## START Records shown

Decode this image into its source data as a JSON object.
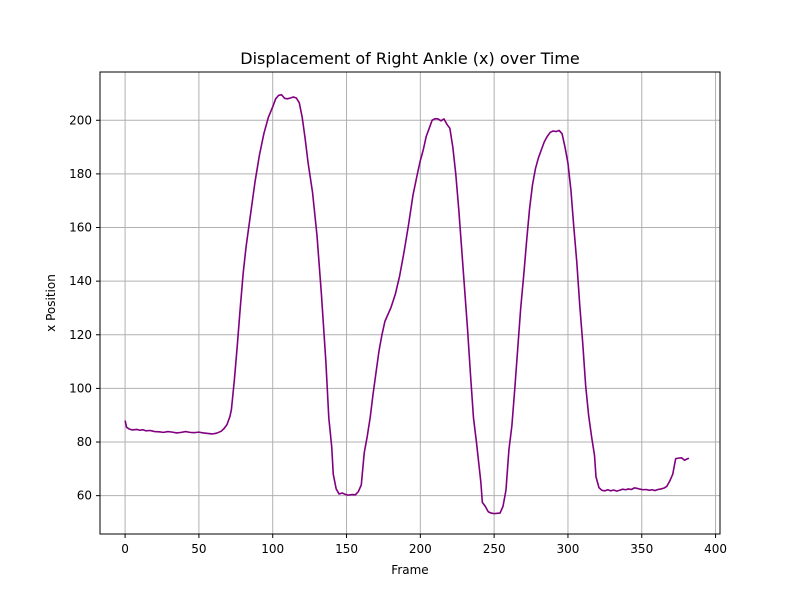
{
  "chart_data": {
    "type": "line",
    "title": "Displacement of Right Ankle (x) over Time",
    "xlabel": "Frame",
    "ylabel": "x Position",
    "xlim": [
      -17,
      403
    ],
    "ylim": [
      45.7,
      218
    ],
    "xticks": [
      0,
      50,
      100,
      150,
      200,
      250,
      300,
      350,
      400
    ],
    "yticks": [
      60,
      80,
      100,
      120,
      140,
      160,
      180,
      200
    ],
    "grid": true,
    "legend": "none",
    "series": [
      {
        "color": "#800080",
        "points": [
          [
            0,
            88
          ],
          [
            1,
            85.5
          ],
          [
            3,
            84.8
          ],
          [
            5,
            84.5
          ],
          [
            8,
            84.7
          ],
          [
            10,
            84.4
          ],
          [
            12,
            84.6
          ],
          [
            14,
            84.2
          ],
          [
            17,
            84.3
          ],
          [
            20,
            83.9
          ],
          [
            23,
            83.8
          ],
          [
            26,
            83.6
          ],
          [
            29,
            83.9
          ],
          [
            32,
            83.7
          ],
          [
            35,
            83.4
          ],
          [
            38,
            83.6
          ],
          [
            41,
            83.9
          ],
          [
            44,
            83.6
          ],
          [
            47,
            83.5
          ],
          [
            50,
            83.7
          ],
          [
            53,
            83.4
          ],
          [
            56,
            83.2
          ],
          [
            59,
            83.0
          ],
          [
            62,
            83.3
          ],
          [
            65,
            84.0
          ],
          [
            67,
            85.0
          ],
          [
            69,
            86.5
          ],
          [
            71,
            89.5
          ],
          [
            72,
            92
          ],
          [
            74,
            103
          ],
          [
            76,
            116
          ],
          [
            78,
            130
          ],
          [
            80,
            143
          ],
          [
            82,
            153
          ],
          [
            85,
            165
          ],
          [
            88,
            177
          ],
          [
            91,
            187
          ],
          [
            94,
            195
          ],
          [
            97,
            201
          ],
          [
            100,
            205
          ],
          [
            102,
            208
          ],
          [
            104,
            209.3
          ],
          [
            106,
            209.5
          ],
          [
            108,
            208.2
          ],
          [
            110,
            208.0
          ],
          [
            112,
            208.3
          ],
          [
            114,
            208.7
          ],
          [
            116,
            208.3
          ],
          [
            118,
            206.5
          ],
          [
            120,
            201
          ],
          [
            122,
            193
          ],
          [
            124,
            184
          ],
          [
            127,
            173
          ],
          [
            130,
            157
          ],
          [
            133,
            135
          ],
          [
            136,
            110
          ],
          [
            138,
            89
          ],
          [
            140,
            78
          ],
          [
            141,
            68
          ],
          [
            143,
            62.5
          ],
          [
            145,
            60.6
          ],
          [
            147,
            61
          ],
          [
            149,
            60.5
          ],
          [
            151,
            60.2
          ],
          [
            154,
            60.4
          ],
          [
            156,
            60.3
          ],
          [
            158,
            61.5
          ],
          [
            160,
            64
          ],
          [
            162,
            76
          ],
          [
            164,
            82
          ],
          [
            166,
            89
          ],
          [
            168,
            98
          ],
          [
            170,
            106
          ],
          [
            172,
            114
          ],
          [
            174,
            120
          ],
          [
            176,
            125
          ],
          [
            180,
            130
          ],
          [
            183,
            135
          ],
          [
            186,
            142
          ],
          [
            189,
            151
          ],
          [
            192,
            161
          ],
          [
            195,
            172
          ],
          [
            198,
            180
          ],
          [
            200,
            185
          ],
          [
            202,
            189
          ],
          [
            204,
            194
          ],
          [
            206,
            197
          ],
          [
            208,
            200
          ],
          [
            210,
            200.6
          ],
          [
            212,
            200.5
          ],
          [
            214,
            199.8
          ],
          [
            216,
            200.5
          ],
          [
            218,
            198.5
          ],
          [
            220,
            197
          ],
          [
            222,
            190
          ],
          [
            224,
            180
          ],
          [
            226,
            167
          ],
          [
            228,
            152
          ],
          [
            230,
            137
          ],
          [
            232,
            122
          ],
          [
            234,
            105
          ],
          [
            236,
            89
          ],
          [
            238,
            80
          ],
          [
            240,
            70
          ],
          [
            241,
            65
          ],
          [
            242,
            57.5
          ],
          [
            244,
            56
          ],
          [
            246,
            54
          ],
          [
            248,
            53.5
          ],
          [
            250,
            53.3
          ],
          [
            252,
            53.4
          ],
          [
            254,
            53.5
          ],
          [
            256,
            56
          ],
          [
            258,
            62
          ],
          [
            260,
            77
          ],
          [
            262,
            86
          ],
          [
            264,
            100
          ],
          [
            266,
            115
          ],
          [
            268,
            130
          ],
          [
            270,
            142
          ],
          [
            272,
            155
          ],
          [
            274,
            167
          ],
          [
            276,
            176
          ],
          [
            278,
            182
          ],
          [
            280,
            186
          ],
          [
            282,
            189
          ],
          [
            284,
            192
          ],
          [
            286,
            194
          ],
          [
            288,
            195.5
          ],
          [
            290,
            196
          ],
          [
            292,
            195.8
          ],
          [
            294,
            196.2
          ],
          [
            296,
            195
          ],
          [
            298,
            190
          ],
          [
            300,
            184
          ],
          [
            302,
            174
          ],
          [
            304,
            160
          ],
          [
            306,
            147
          ],
          [
            308,
            131
          ],
          [
            310,
            117
          ],
          [
            312,
            101
          ],
          [
            314,
            90
          ],
          [
            316,
            82
          ],
          [
            318,
            75
          ],
          [
            319,
            67
          ],
          [
            321,
            63
          ],
          [
            323,
            62
          ],
          [
            325,
            61.8
          ],
          [
            327,
            62.2
          ],
          [
            329,
            61.8
          ],
          [
            331,
            62.1
          ],
          [
            333,
            61.7
          ],
          [
            335,
            62
          ],
          [
            337,
            62.4
          ],
          [
            339,
            62.2
          ],
          [
            341,
            62.5
          ],
          [
            343,
            62.3
          ],
          [
            345,
            62.9
          ],
          [
            347,
            62.7
          ],
          [
            349,
            62.4
          ],
          [
            351,
            62.2
          ],
          [
            353,
            62.3
          ],
          [
            355,
            62.0
          ],
          [
            357,
            62.2
          ],
          [
            359,
            61.9
          ],
          [
            361,
            62.3
          ],
          [
            363,
            62.5
          ],
          [
            365,
            62.8
          ],
          [
            367,
            63.5
          ],
          [
            369,
            65.5
          ],
          [
            371,
            68
          ],
          [
            372,
            71
          ],
          [
            373,
            73.8
          ],
          [
            375,
            74
          ],
          [
            377,
            74.1
          ],
          [
            379,
            73.2
          ],
          [
            381,
            73.8
          ],
          [
            382,
            73.9
          ]
        ]
      }
    ]
  }
}
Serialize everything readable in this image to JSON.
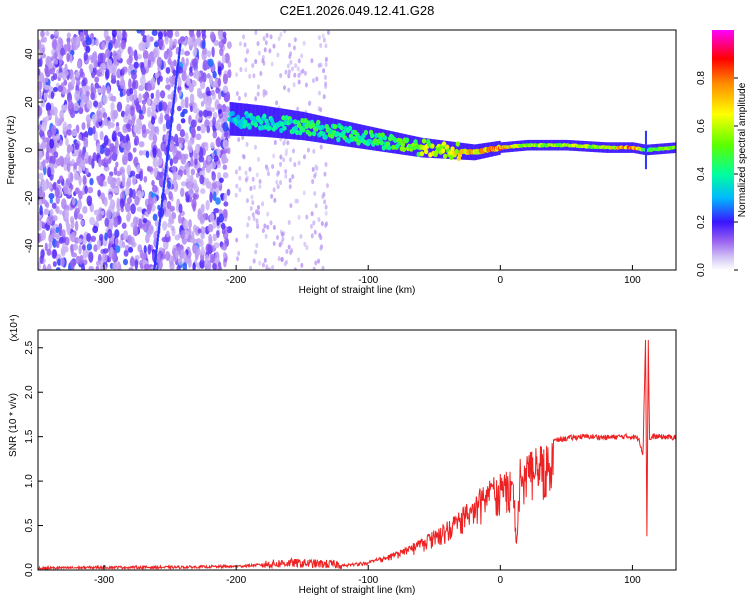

## END Records shown

# [Set exercise]
Reproduce the material in full, word for word, and omit the pictures.

# [Problem solution]
Decode this image into its source data as a JSON object.
{
  "chart_data": {
    "type": "line",
    "title": "Displacement of Right Ankle (x) over Time",
    "xlabel": "Frame",
    "ylabel": "x Position",
    "xlim": [
      -17,
      403
    ],
    "ylim": [
      45.7,
      218
    ],
    "xticks": [
      0,
      50,
      100,
      150,
      200,
      250,
      300,
      350,
      400
    ],
    "yticks": [
      60,
      80,
      100,
      120,
      140,
      160,
      180,
      200
    ],
    "grid": true,
    "legend": "none",
    "series": [
      {
        "color": "#800080",
        "points": [
          [
            0,
            88
          ],
          [
            1,
            85.5
          ],
          [
            3,
            84.8
          ],
          [
            5,
            84.5
          ],
          [
            8,
            84.7
          ],
          [
            10,
            84.4
          ],
          [
            12,
            84.6
          ],
          [
            14,
            84.2
          ],
          [
            17,
            84.3
          ],
          [
            20,
            83.9
          ],
          [
            23,
            83.8
          ],
          [
            26,
            83.6
          ],
          [
            29,
            83.9
          ],
          [
            32,
            83.7
          ],
          [
            35,
            83.4
          ],
          [
            38,
            83.6
          ],
          [
            41,
            83.9
          ],
          [
            44,
            83.6
          ],
          [
            47,
            83.5
          ],
          [
            50,
            83.7
          ],
          [
            53,
            83.4
          ],
          [
            56,
            83.2
          ],
          [
            59,
            83.0
          ],
          [
            62,
            83.3
          ],
          [
            65,
            84.0
          ],
          [
            67,
            85.0
          ],
          [
            69,
            86.5
          ],
          [
            71,
            89.5
          ],
          [
            72,
            92
          ],
          [
            74,
            103
          ],
          [
            76,
            116
          ],
          [
            78,
            130
          ],
          [
            80,
            143
          ],
          [
            82,
            153
          ],
          [
            85,
            165
          ],
          [
            88,
            177
          ],
          [
            91,
            187
          ],
          [
            94,
            195
          ],
          [
            97,
            201
          ],
          [
            100,
            205
          ],
          [
            102,
            208
          ],
          [
            104,
            209.3
          ],
          [
            106,
            209.5
          ],
          [
            108,
            208.2
          ],
          [
            110,
            208.0
          ],
          [
            112,
            208.3
          ],
          [
            114,
            208.7
          ],
          [
            116,
            208.3
          ],
          [
            118,
            206.5
          ],
          [
            120,
            201
          ],
          [
            122,
            193
          ],
          [
            124,
            184
          ],
          [
            127,
            173
          ],
          [
            130,
            157
          ],
          [
            133,
            135
          ],
          [
            136,
            110
          ],
          [
            138,
            89
          ],
          [
            140,
            78
          ],
          [
            141,
            68
          ],
          [
            143,
            62.5
          ],
          [
            145,
            60.6
          ],
          [
            147,
            61
          ],
          [
            149,
            60.5
          ],
          [
            151,
            60.2
          ],
          [
            154,
            60.4
          ],
          [
            156,
            60.3
          ],
          [
            158,
            61.5
          ],
          [
            160,
            64
          ],
          [
            162,
            76
          ],
          [
            164,
            82
          ],
          [
            166,
            89
          ],
          [
            168,
            98
          ],
          [
            170,
            106
          ],
          [
            172,
            114
          ],
          [
            174,
            120
          ],
          [
            176,
            125
          ],
          [
            180,
            130
          ],
          [
            183,
            135
          ],
          [
            186,
            142
          ],
          [
            189,
            151
          ],
          [
            192,
            161
          ],
          [
            195,
            172
          ],
          [
            198,
            180
          ],
          [
            200,
            185
          ],
          [
            202,
            189
          ],
          [
            204,
            194
          ],
          [
            206,
            197
          ],
          [
            208,
            200
          ],
          [
            210,
            200.6
          ],
          [
            212,
            200.5
          ],
          [
            214,
            199.8
          ],
          [
            216,
            200.5
          ],
          [
            218,
            198.5
          ],
          [
            220,
            197
          ],
          [
            222,
            190
          ],
          [
            224,
            180
          ],
          [
            226,
            167
          ],
          [
            228,
            152
          ],
          [
            230,
            137
          ],
          [
            232,
            122
          ],
          [
            234,
            105
          ],
          [
            236,
            89
          ],
          [
            238,
            80
          ],
          [
            240,
            70
          ],
          [
            241,
            65
          ],
          [
            242,
            57.5
          ],
          [
            244,
            56
          ],
          [
            246,
            54
          ],
          [
            248,
            53.5
          ],
          [
            250,
            53.3
          ],
          [
            252,
            53.4
          ],
          [
            254,
            53.5
          ],
          [
            256,
            56
          ],
          [
            258,
            62
          ],
          [
            260,
            77
          ],
          [
            262,
            86
          ],
          [
            264,
            100
          ],
          [
            266,
            115
          ],
          [
            268,
            130
          ],
          [
            270,
            142
          ],
          [
            272,
            155
          ],
          [
            274,
            167
          ],
          [
            276,
            176
          ],
          [
            278,
            182
          ],
          [
            280,
            186
          ],
          [
            282,
            189
          ],
          [
            284,
            192
          ],
          [
            286,
            194
          ],
          [
            288,
            195.5
          ],
          [
            290,
            196
          ],
          [
            292,
            195.8
          ],
          [
            294,
            196.2
          ],
          [
            296,
            195
          ],
          [
            298,
            190
          ],
          [
            300,
            184
          ],
          [
            302,
            174
          ],
          [
            304,
            160
          ],
          [
            306,
            147
          ],
          [
            308,
            131
          ],
          [
            310,
            117
          ],
          [
            312,
            101
          ],
          [
            314,
            90
          ],
          [
            316,
            82
          ],
          [
            318,
            75
          ],
          [
            319,
            67
          ],
          [
            321,
            63
          ],
          [
            323,
            62
          ],
          [
            325,
            61.8
          ],
          [
            327,
            62.2
          ],
          [
            329,
            61.8
          ],
          [
            331,
            62.1
          ],
          [
            333,
            61.7
          ],
          [
            335,
            62
          ],
          [
            337,
            62.4
          ],
          [
            339,
            62.2
          ],
          [
            341,
            62.5
          ],
          [
            343,
            62.3
          ],
          [
            345,
            62.9
          ],
          [
            347,
            62.7
          ],
          [
            349,
            62.4
          ],
          [
            351,
            62.2
          ],
          [
            353,
            62.3
          ],
          [
            355,
            62.0
          ],
          [
            357,
            62.2
          ],
          [
            359,
            61.9
          ],
          [
            361,
            62.3
          ],
          [
            363,
            62.5
          ],
          [
            365,
            62.8
          ],
          [
            367,
            63.5
          ],
          [
            369,
            65.5
          ],
          [
            371,
            68
          ],
          [
            372,
            71
          ],
          [
            373,
            73.8
          ],
          [
            375,
            74
          ],
          [
            377,
            74.1
          ],
          [
            379,
            73.2
          ],
          [
            381,
            73.8
          ],
          [
            382,
            73.9
          ]
        ]
      }
    ]
  }
}
Serialize everything readable in this image to JSON.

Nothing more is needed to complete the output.